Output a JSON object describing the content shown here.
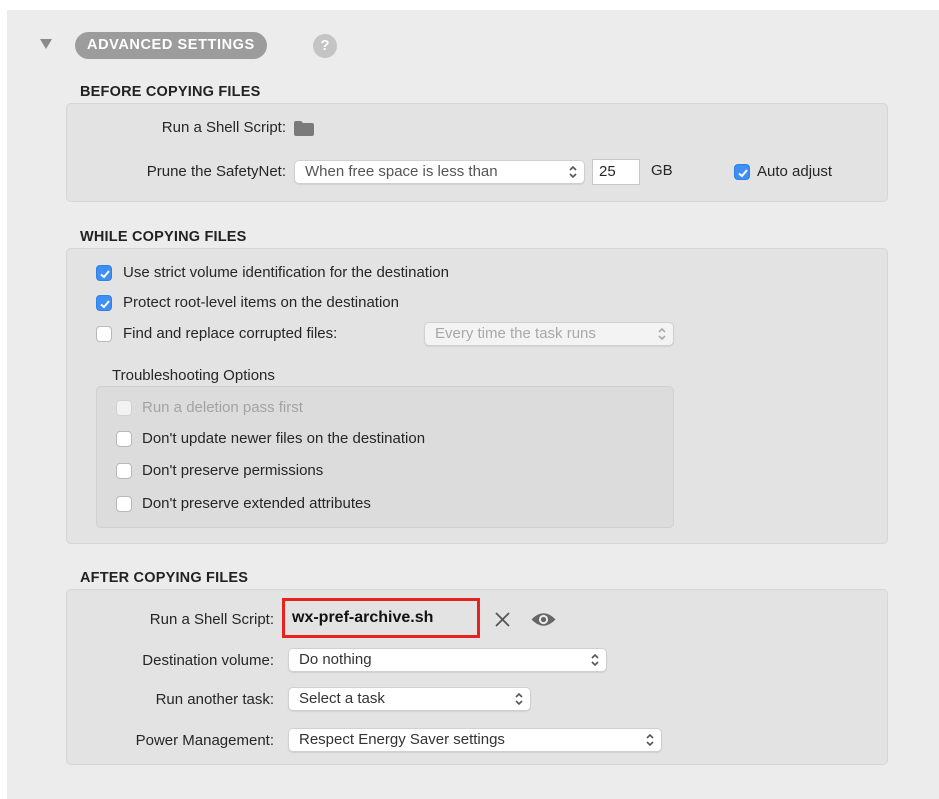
{
  "header": {
    "title": "ADVANCED SETTINGS",
    "help_glyph": "?"
  },
  "before": {
    "title": "BEFORE COPYING FILES",
    "shell_label": "Run a Shell Script:",
    "prune_label": "Prune the SafetyNet:",
    "prune_option": "When free space is less than",
    "prune_value": "25",
    "prune_unit": "GB",
    "auto_adjust_label": "Auto adjust",
    "auto_adjust_checked": true
  },
  "while": {
    "title": "WHILE COPYING FILES",
    "opt_strict": "Use strict volume identification for the destination",
    "opt_protect": "Protect root-level items on the destination",
    "opt_find_replace": "Find and replace corrupted files:",
    "find_replace_option": "Every time the task runs",
    "troubleshooting_title": "Troubleshooting Options",
    "opt_deletion_pass": "Run a deletion pass first",
    "opt_no_update_newer": "Don't update newer files on the destination",
    "opt_no_permissions": "Don't preserve permissions",
    "opt_no_xattrs": "Don't preserve extended attributes"
  },
  "after": {
    "title": "AFTER COPYING FILES",
    "shell_label": "Run a Shell Script:",
    "script_name": "wx-pref-archive.sh",
    "dest_volume_label": "Destination volume:",
    "dest_volume_value": "Do nothing",
    "another_task_label": "Run another task:",
    "another_task_value": "Select a task",
    "power_label": "Power Management:",
    "power_value": "Respect Energy Saver settings"
  },
  "colors": {
    "checkbox_on": "#3d8ff5",
    "highlight_border": "#e8231d",
    "panel_bg": "#ececec",
    "box_bg": "#e3e3e3"
  },
  "icons": [
    "disclosure-triangle-icon",
    "help-icon",
    "folder-icon",
    "checkmark-icon",
    "chevron-updown-icon",
    "close-icon",
    "eye-icon"
  ]
}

*WORK INSTRUCTIONS*
Skipping the pictures, transcribe each line above exactly as it appears.

*WRITTEN REPLY*
Output a JSON object describing the content shown here.
{
  "header": {
    "title": "ADVANCED SETTINGS",
    "help_glyph": "?"
  },
  "before": {
    "title": "BEFORE COPYING FILES",
    "shell_label": "Run a Shell Script:",
    "prune_label": "Prune the SafetyNet:",
    "prune_option": "When free space is less than",
    "prune_value": "25",
    "prune_unit": "GB",
    "auto_adjust_label": "Auto adjust",
    "auto_adjust_checked": true
  },
  "while": {
    "title": "WHILE COPYING FILES",
    "opt_strict": "Use strict volume identification for the destination",
    "opt_protect": "Protect root-level items on the destination",
    "opt_find_replace": "Find and replace corrupted files:",
    "find_replace_option": "Every time the task runs",
    "troubleshooting_title": "Troubleshooting Options",
    "opt_deletion_pass": "Run a deletion pass first",
    "opt_no_update_newer": "Don't update newer files on the destination",
    "opt_no_permissions": "Don't preserve permissions",
    "opt_no_xattrs": "Don't preserve extended attributes"
  },
  "after": {
    "title": "AFTER COPYING FILES",
    "shell_label": "Run a Shell Script:",
    "script_name": "wx-pref-archive.sh",
    "dest_volume_label": "Destination volume:",
    "dest_volume_value": "Do nothing",
    "another_task_label": "Run another task:",
    "another_task_value": "Select a task",
    "power_label": "Power Management:",
    "power_value": "Respect Energy Saver settings"
  },
  "colors": {
    "checkbox_on": "#3d8ff5",
    "highlight_border": "#e8231d",
    "panel_bg": "#ececec",
    "box_bg": "#e3e3e3"
  },
  "icons": [
    "disclosure-triangle-icon",
    "help-icon",
    "folder-icon",
    "checkmark-icon",
    "chevron-updown-icon",
    "close-icon",
    "eye-icon"
  ]
}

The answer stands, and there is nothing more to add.